What this task involves :: Quote every line as written. Omit pictures.

Dataset extract ::
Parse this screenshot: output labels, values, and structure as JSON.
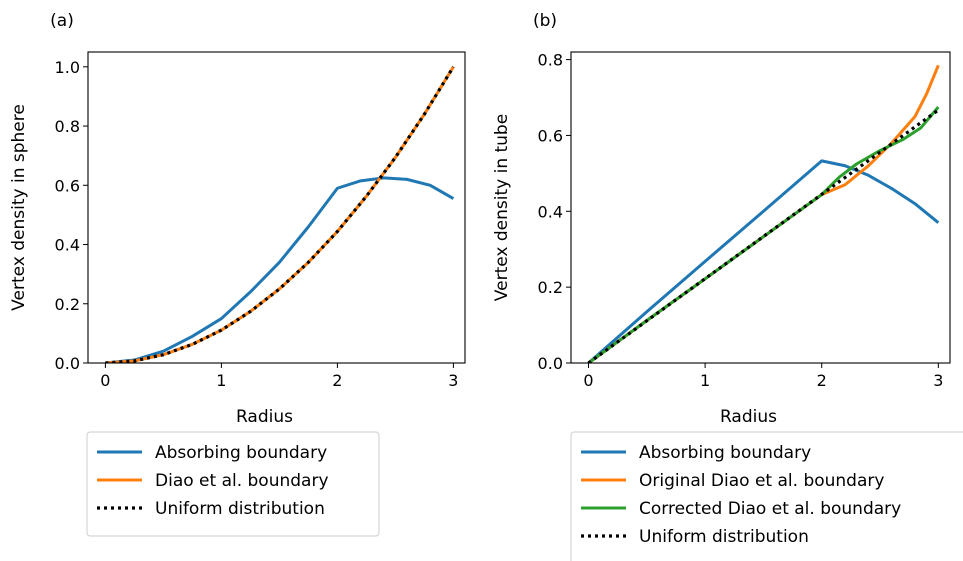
{
  "chart_data": [
    {
      "type": "line",
      "panel_label": "(a)",
      "xlabel": "Radius",
      "ylabel": "Vertex density in sphere",
      "xlim": [
        -0.15,
        3.1
      ],
      "ylim": [
        0,
        1.05
      ],
      "xticks": [
        0,
        1,
        2,
        3
      ],
      "xtick_labels": [
        "0",
        "1",
        "2",
        "3"
      ],
      "yticks": [
        0,
        0.2,
        0.4,
        0.6,
        0.8,
        1.0
      ],
      "ytick_labels": [
        "0.0",
        "0.2",
        "0.4",
        "0.6",
        "0.8",
        "1.0"
      ],
      "grid": false,
      "legend_placement": "below",
      "series": [
        {
          "name": "Absorbing boundary",
          "color": "#1f77b4",
          "style": "solid",
          "x": [
            0,
            0.25,
            0.5,
            0.75,
            1.0,
            1.25,
            1.5,
            1.75,
            2.0,
            2.2,
            2.4,
            2.6,
            2.8,
            3.0
          ],
          "y": [
            0,
            0.01,
            0.04,
            0.09,
            0.15,
            0.24,
            0.34,
            0.46,
            0.59,
            0.615,
            0.625,
            0.62,
            0.6,
            0.555
          ]
        },
        {
          "name": "Diao et al. boundary",
          "color": "#ff7f0e",
          "style": "solid",
          "x": [
            0,
            0.25,
            0.5,
            0.75,
            1.0,
            1.25,
            1.5,
            1.75,
            2.0,
            2.25,
            2.5,
            2.75,
            3.0
          ],
          "y": [
            0,
            0.007,
            0.028,
            0.063,
            0.111,
            0.174,
            0.25,
            0.34,
            0.444,
            0.563,
            0.694,
            0.84,
            1.0
          ]
        },
        {
          "name": "Uniform distribution",
          "color": "#000000",
          "style": "dotted",
          "x": [
            0,
            0.25,
            0.5,
            0.75,
            1.0,
            1.25,
            1.5,
            1.75,
            2.0,
            2.25,
            2.5,
            2.75,
            3.0
          ],
          "y": [
            0,
            0.007,
            0.028,
            0.063,
            0.111,
            0.174,
            0.25,
            0.34,
            0.444,
            0.563,
            0.694,
            0.84,
            1.0
          ]
        }
      ]
    },
    {
      "type": "line",
      "panel_label": "(b)",
      "xlabel": "Radius",
      "ylabel": "Vertex density in tube",
      "xlim": [
        -0.15,
        3.1
      ],
      "ylim": [
        0,
        0.82
      ],
      "xticks": [
        0,
        1,
        2,
        3
      ],
      "xtick_labels": [
        "0",
        "1",
        "2",
        "3"
      ],
      "yticks": [
        0,
        0.2,
        0.4,
        0.6,
        0.8
      ],
      "ytick_labels": [
        "0.0",
        "0.2",
        "0.4",
        "0.6",
        "0.8"
      ],
      "grid": false,
      "legend_placement": "below",
      "series": [
        {
          "name": "Absorbing boundary",
          "color": "#1f77b4",
          "style": "solid",
          "x": [
            0,
            0.5,
            1.0,
            1.5,
            2.0,
            2.2,
            2.4,
            2.6,
            2.8,
            3.0
          ],
          "y": [
            0,
            0.135,
            0.268,
            0.4,
            0.533,
            0.52,
            0.495,
            0.46,
            0.42,
            0.37
          ]
        },
        {
          "name": "Original Diao et al. boundary",
          "color": "#ff7f0e",
          "style": "solid",
          "x": [
            0,
            0.5,
            1.0,
            1.5,
            2.0,
            2.2,
            2.4,
            2.6,
            2.8,
            2.9,
            3.0
          ],
          "y": [
            0,
            0.112,
            0.222,
            0.333,
            0.444,
            0.47,
            0.52,
            0.58,
            0.65,
            0.71,
            0.785
          ]
        },
        {
          "name": "Corrected Diao et al. boundary",
          "color": "#2ca02c",
          "style": "solid",
          "x": [
            0,
            0.5,
            1.0,
            1.5,
            2.0,
            2.15,
            2.3,
            2.5,
            2.7,
            2.85,
            3.0
          ],
          "y": [
            0,
            0.112,
            0.222,
            0.333,
            0.444,
            0.49,
            0.525,
            0.56,
            0.59,
            0.62,
            0.675
          ]
        },
        {
          "name": "Uniform distribution",
          "color": "#000000",
          "style": "dotted",
          "x": [
            0,
            3.0
          ],
          "y": [
            0,
            0.667
          ]
        }
      ]
    }
  ]
}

Solution below ::
Parse this screenshot: output labels, values, and structure as JSON.
{
  "chart_data": [
    {
      "type": "line",
      "panel_label": "(a)",
      "xlabel": "Radius",
      "ylabel": "Vertex density in sphere",
      "xlim": [
        -0.15,
        3.1
      ],
      "ylim": [
        0,
        1.05
      ],
      "xticks": [
        0,
        1,
        2,
        3
      ],
      "xtick_labels": [
        "0",
        "1",
        "2",
        "3"
      ],
      "yticks": [
        0,
        0.2,
        0.4,
        0.6,
        0.8,
        1.0
      ],
      "ytick_labels": [
        "0.0",
        "0.2",
        "0.4",
        "0.6",
        "0.8",
        "1.0"
      ],
      "grid": false,
      "legend_placement": "below",
      "series": [
        {
          "name": "Absorbing boundary",
          "color": "#1f77b4",
          "style": "solid",
          "x": [
            0,
            0.25,
            0.5,
            0.75,
            1.0,
            1.25,
            1.5,
            1.75,
            2.0,
            2.2,
            2.4,
            2.6,
            2.8,
            3.0
          ],
          "y": [
            0,
            0.01,
            0.04,
            0.09,
            0.15,
            0.24,
            0.34,
            0.46,
            0.59,
            0.615,
            0.625,
            0.62,
            0.6,
            0.555
          ]
        },
        {
          "name": "Diao et al. boundary",
          "color": "#ff7f0e",
          "style": "solid",
          "x": [
            0,
            0.25,
            0.5,
            0.75,
            1.0,
            1.25,
            1.5,
            1.75,
            2.0,
            2.25,
            2.5,
            2.75,
            3.0
          ],
          "y": [
            0,
            0.007,
            0.028,
            0.063,
            0.111,
            0.174,
            0.25,
            0.34,
            0.444,
            0.563,
            0.694,
            0.84,
            1.0
          ]
        },
        {
          "name": "Uniform distribution",
          "color": "#000000",
          "style": "dotted",
          "x": [
            0,
            0.25,
            0.5,
            0.75,
            1.0,
            1.25,
            1.5,
            1.75,
            2.0,
            2.25,
            2.5,
            2.75,
            3.0
          ],
          "y": [
            0,
            0.007,
            0.028,
            0.063,
            0.111,
            0.174,
            0.25,
            0.34,
            0.444,
            0.563,
            0.694,
            0.84,
            1.0
          ]
        }
      ]
    },
    {
      "type": "line",
      "panel_label": "(b)",
      "xlabel": "Radius",
      "ylabel": "Vertex density in tube",
      "xlim": [
        -0.15,
        3.1
      ],
      "ylim": [
        0,
        0.82
      ],
      "xticks": [
        0,
        1,
        2,
        3
      ],
      "xtick_labels": [
        "0",
        "1",
        "2",
        "3"
      ],
      "yticks": [
        0,
        0.2,
        0.4,
        0.6,
        0.8
      ],
      "ytick_labels": [
        "0.0",
        "0.2",
        "0.4",
        "0.6",
        "0.8"
      ],
      "grid": false,
      "legend_placement": "below",
      "series": [
        {
          "name": "Absorbing boundary",
          "color": "#1f77b4",
          "style": "solid",
          "x": [
            0,
            0.5,
            1.0,
            1.5,
            2.0,
            2.2,
            2.4,
            2.6,
            2.8,
            3.0
          ],
          "y": [
            0,
            0.135,
            0.268,
            0.4,
            0.533,
            0.52,
            0.495,
            0.46,
            0.42,
            0.37
          ]
        },
        {
          "name": "Original Diao et al. boundary",
          "color": "#ff7f0e",
          "style": "solid",
          "x": [
            0,
            0.5,
            1.0,
            1.5,
            2.0,
            2.2,
            2.4,
            2.6,
            2.8,
            2.9,
            3.0
          ],
          "y": [
            0,
            0.112,
            0.222,
            0.333,
            0.444,
            0.47,
            0.52,
            0.58,
            0.65,
            0.71,
            0.785
          ]
        },
        {
          "name": "Corrected Diao et al. boundary",
          "color": "#2ca02c",
          "style": "solid",
          "x": [
            0,
            0.5,
            1.0,
            1.5,
            2.0,
            2.15,
            2.3,
            2.5,
            2.7,
            2.85,
            3.0
          ],
          "y": [
            0,
            0.112,
            0.222,
            0.333,
            0.444,
            0.49,
            0.525,
            0.56,
            0.59,
            0.62,
            0.675
          ]
        },
        {
          "name": "Uniform distribution",
          "color": "#000000",
          "style": "dotted",
          "x": [
            0,
            3.0
          ],
          "y": [
            0,
            0.667
          ]
        }
      ]
    }
  ]
}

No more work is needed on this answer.